JOB: Gather the lines from the material that contain "text".

Extracted data entries
============================================================
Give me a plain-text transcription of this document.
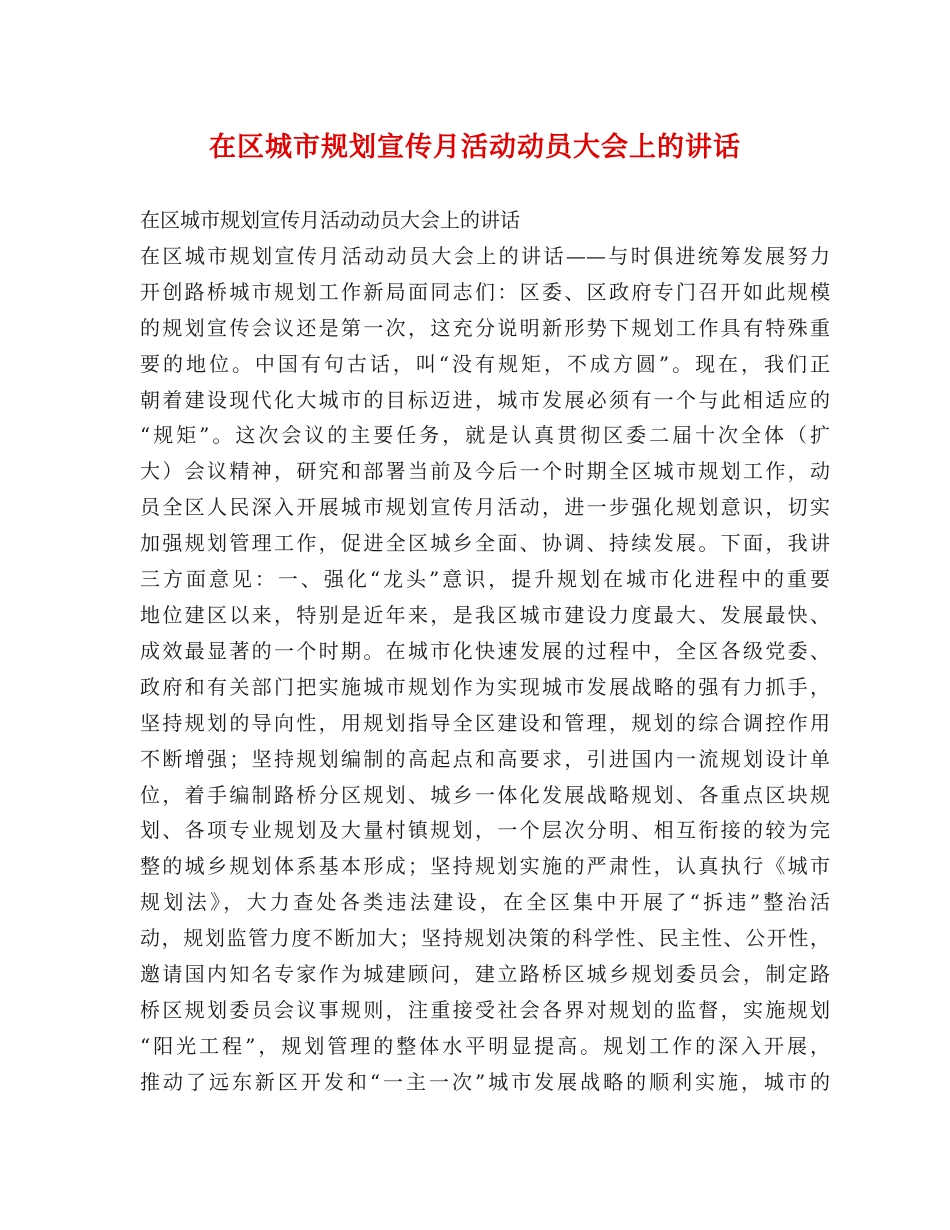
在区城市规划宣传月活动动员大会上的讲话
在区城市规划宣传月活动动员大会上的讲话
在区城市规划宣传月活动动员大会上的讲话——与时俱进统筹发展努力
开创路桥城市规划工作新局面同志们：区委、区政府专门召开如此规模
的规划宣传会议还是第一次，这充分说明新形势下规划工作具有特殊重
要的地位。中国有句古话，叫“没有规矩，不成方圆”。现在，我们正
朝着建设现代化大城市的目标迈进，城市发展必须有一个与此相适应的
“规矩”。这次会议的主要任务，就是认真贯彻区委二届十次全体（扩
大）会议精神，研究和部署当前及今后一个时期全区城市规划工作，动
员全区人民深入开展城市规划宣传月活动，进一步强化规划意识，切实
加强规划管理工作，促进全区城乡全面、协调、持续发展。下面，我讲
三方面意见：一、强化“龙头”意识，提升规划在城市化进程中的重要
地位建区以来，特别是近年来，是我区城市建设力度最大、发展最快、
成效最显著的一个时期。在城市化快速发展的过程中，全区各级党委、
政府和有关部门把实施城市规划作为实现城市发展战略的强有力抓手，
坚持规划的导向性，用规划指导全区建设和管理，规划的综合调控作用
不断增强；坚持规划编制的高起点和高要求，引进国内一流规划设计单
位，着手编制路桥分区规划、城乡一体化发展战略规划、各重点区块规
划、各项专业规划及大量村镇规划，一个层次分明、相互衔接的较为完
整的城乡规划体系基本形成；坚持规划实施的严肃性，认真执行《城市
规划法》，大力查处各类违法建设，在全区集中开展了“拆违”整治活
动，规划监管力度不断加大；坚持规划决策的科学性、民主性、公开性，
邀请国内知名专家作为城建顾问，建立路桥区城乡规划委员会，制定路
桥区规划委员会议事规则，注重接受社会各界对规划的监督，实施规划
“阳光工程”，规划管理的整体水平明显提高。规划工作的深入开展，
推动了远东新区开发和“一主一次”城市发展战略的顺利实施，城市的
============================================================
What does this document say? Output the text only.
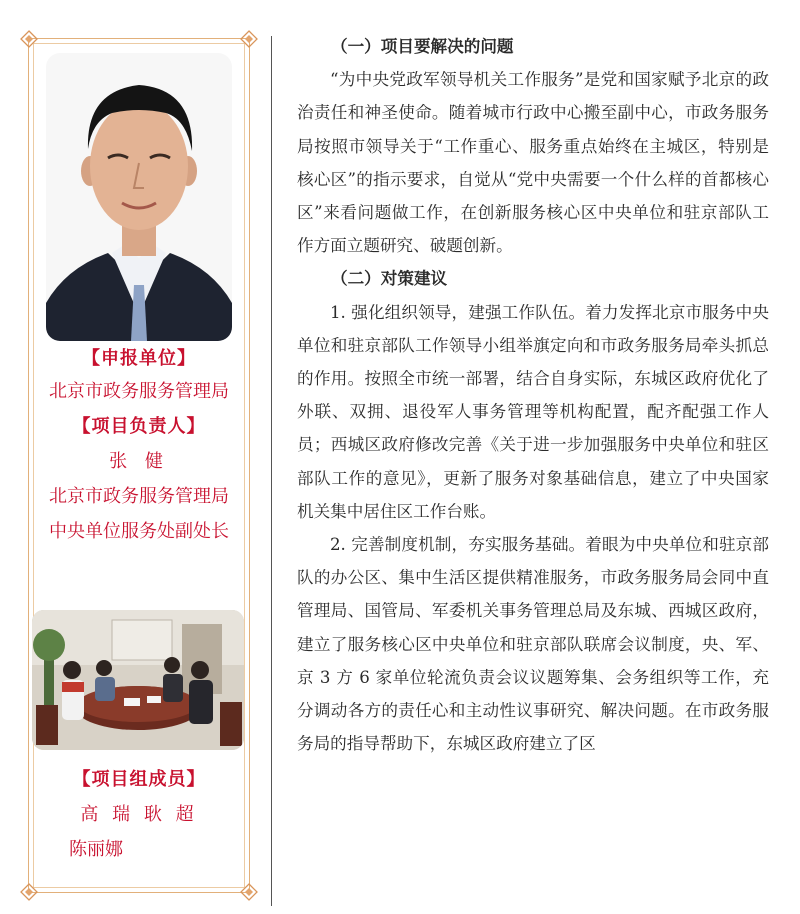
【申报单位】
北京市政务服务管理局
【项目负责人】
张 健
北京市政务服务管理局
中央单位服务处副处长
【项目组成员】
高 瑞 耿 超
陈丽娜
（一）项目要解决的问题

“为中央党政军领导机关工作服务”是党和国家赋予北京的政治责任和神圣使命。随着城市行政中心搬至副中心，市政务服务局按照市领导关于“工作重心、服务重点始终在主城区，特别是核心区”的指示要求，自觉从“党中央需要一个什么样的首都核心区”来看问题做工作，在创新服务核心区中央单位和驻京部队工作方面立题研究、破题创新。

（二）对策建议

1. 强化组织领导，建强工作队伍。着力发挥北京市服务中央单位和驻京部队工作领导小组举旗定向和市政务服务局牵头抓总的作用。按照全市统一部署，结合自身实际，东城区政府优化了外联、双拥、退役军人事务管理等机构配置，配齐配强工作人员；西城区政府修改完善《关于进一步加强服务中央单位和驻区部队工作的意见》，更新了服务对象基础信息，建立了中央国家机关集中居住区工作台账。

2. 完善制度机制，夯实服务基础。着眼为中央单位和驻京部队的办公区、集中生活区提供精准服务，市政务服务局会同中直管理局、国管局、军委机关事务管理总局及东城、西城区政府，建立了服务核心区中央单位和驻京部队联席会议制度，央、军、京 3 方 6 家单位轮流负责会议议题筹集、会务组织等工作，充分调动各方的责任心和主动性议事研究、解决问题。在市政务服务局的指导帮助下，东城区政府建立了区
============================================================
ANSWER TO THE PROBLEM:
Give me a plain-text transcription of this document.
What does this document say? Output the text only.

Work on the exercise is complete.